(Provided records):
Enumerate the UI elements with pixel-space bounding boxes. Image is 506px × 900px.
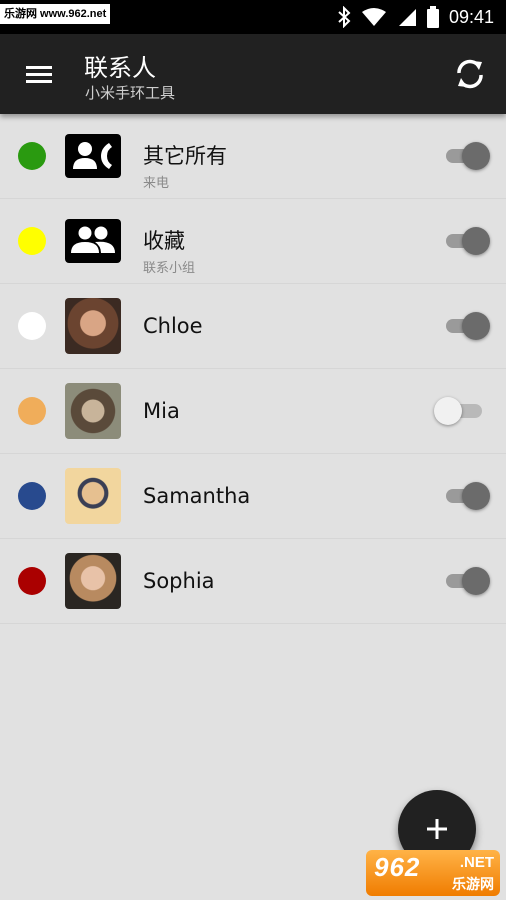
list-item[interactable]: Mia bbox=[0, 369, 506, 454]
watermark-logo: 962 .NET 乐游网 bbox=[366, 850, 500, 896]
contact-name: 收藏 bbox=[143, 229, 185, 253]
contact-name: 其它所有 bbox=[143, 144, 227, 168]
status-bar: 乐游网 www.962.net 09:41 bbox=[0, 0, 506, 34]
signal-icon bbox=[398, 9, 416, 26]
list-item[interactable]: 收藏 联系小组 bbox=[0, 199, 506, 284]
contact-name: Sophia bbox=[143, 569, 215, 593]
contact-name: Chloe bbox=[143, 314, 203, 338]
menu-button[interactable] bbox=[22, 60, 56, 88]
status-time: 09:41 bbox=[448, 6, 494, 27]
contact-toggle[interactable] bbox=[434, 397, 488, 425]
status-watermark: 乐游网 www.962.net bbox=[0, 4, 111, 24]
color-dot[interactable] bbox=[18, 482, 46, 510]
contacts-list: 其它所有 来电 收藏 联系小组 Chloe Mia Samantha Sophi… bbox=[0, 114, 506, 624]
color-dot[interactable] bbox=[18, 312, 46, 340]
list-item[interactable]: Samantha bbox=[0, 454, 506, 539]
color-dot[interactable] bbox=[18, 142, 46, 170]
avatar bbox=[65, 383, 121, 439]
group-icon bbox=[65, 219, 121, 263]
contact-toggle[interactable] bbox=[440, 482, 490, 510]
avatar bbox=[65, 468, 121, 524]
contact-toggle[interactable] bbox=[440, 567, 490, 595]
contact-toggle[interactable] bbox=[440, 142, 490, 170]
color-dot[interactable] bbox=[18, 397, 46, 425]
color-dot[interactable] bbox=[18, 227, 46, 255]
list-item[interactable]: 其它所有 来电 bbox=[0, 114, 506, 199]
avatar bbox=[65, 553, 121, 609]
color-dot[interactable] bbox=[18, 567, 46, 595]
sync-icon bbox=[457, 59, 483, 89]
contact-subtitle: 联系小组 bbox=[143, 261, 196, 276]
list-item[interactable]: Chloe bbox=[0, 284, 506, 369]
watermark-domain: .NET bbox=[459, 854, 494, 871]
contact-toggle[interactable] bbox=[440, 312, 490, 340]
contact-subtitle: 来电 bbox=[143, 176, 170, 191]
sync-button[interactable] bbox=[452, 56, 488, 92]
status-icons: 09:41 bbox=[337, 0, 494, 34]
wifi-icon bbox=[361, 8, 386, 26]
page-title: 联系人 bbox=[84, 54, 156, 82]
contact-toggle[interactable] bbox=[440, 227, 490, 255]
watermark-number: 962 bbox=[374, 852, 421, 882]
avatar bbox=[65, 298, 121, 354]
app-bar: 联系人 小米手环工具 bbox=[0, 34, 506, 114]
list-item[interactable]: Sophia bbox=[0, 539, 506, 624]
bluetooth-icon bbox=[338, 6, 351, 28]
page-subtitle: 小米手环工具 bbox=[85, 84, 176, 102]
contact-name: Mia bbox=[143, 399, 180, 423]
menu-icon bbox=[26, 66, 52, 83]
battery-icon bbox=[426, 6, 439, 28]
contact-name: Samantha bbox=[143, 484, 251, 508]
incoming-call-group-icon bbox=[65, 134, 121, 178]
watermark-brand: 乐游网 bbox=[452, 877, 494, 893]
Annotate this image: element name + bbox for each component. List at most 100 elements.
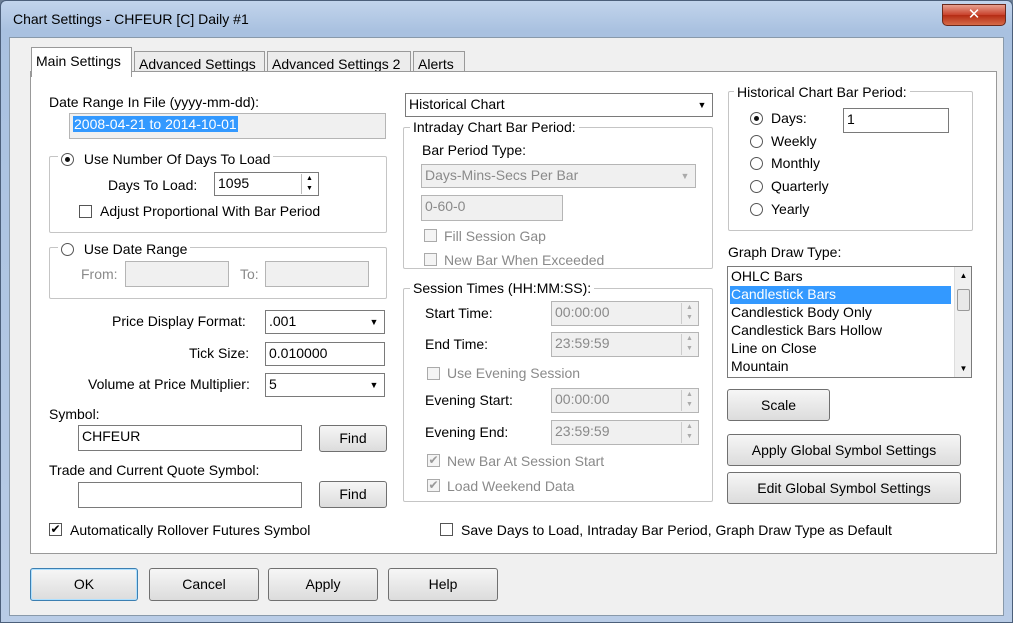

(Instructions to follow): Copy the listing above, starting with the line containing "list-item[interactable]: Mia bbox=[0, 369, 506, 454]" and going on through the line containing "contact-toggle[interactable] bbox=[440, 482, 490, 510]", keeping every line as it appears.

(Answer for this exercise):
list-item[interactable]: Mia bbox=[0, 369, 506, 454]
watermark-logo: 962 .NET 乐游网 bbox=[366, 850, 500, 896]
contact-name: 收藏 bbox=[143, 229, 185, 253]
contact-name: 其它所有 bbox=[143, 144, 227, 168]
status-bar: 乐游网 www.962.net 09:41 bbox=[0, 0, 506, 34]
signal-icon bbox=[398, 9, 416, 26]
list-item[interactable]: 收藏 联系小组 bbox=[0, 199, 506, 284]
contact-name: Sophia bbox=[143, 569, 215, 593]
contact-name: Chloe bbox=[143, 314, 203, 338]
menu-button[interactable] bbox=[22, 60, 56, 88]
status-time: 09:41 bbox=[448, 6, 494, 27]
contact-toggle[interactable] bbox=[434, 397, 488, 425]
status-watermark: 乐游网 www.962.net bbox=[0, 4, 111, 24]
color-dot[interactable] bbox=[18, 482, 46, 510]
contacts-list: 其它所有 来电 收藏 联系小组 Chloe Mia Samantha Sophi… bbox=[0, 114, 506, 624]
color-dot[interactable] bbox=[18, 312, 46, 340]
list-item[interactable]: Samantha bbox=[0, 454, 506, 539]
color-dot[interactable] bbox=[18, 142, 46, 170]
avatar bbox=[65, 383, 121, 439]
group-icon bbox=[65, 219, 121, 263]
contact-toggle[interactable] bbox=[440, 482, 490, 510]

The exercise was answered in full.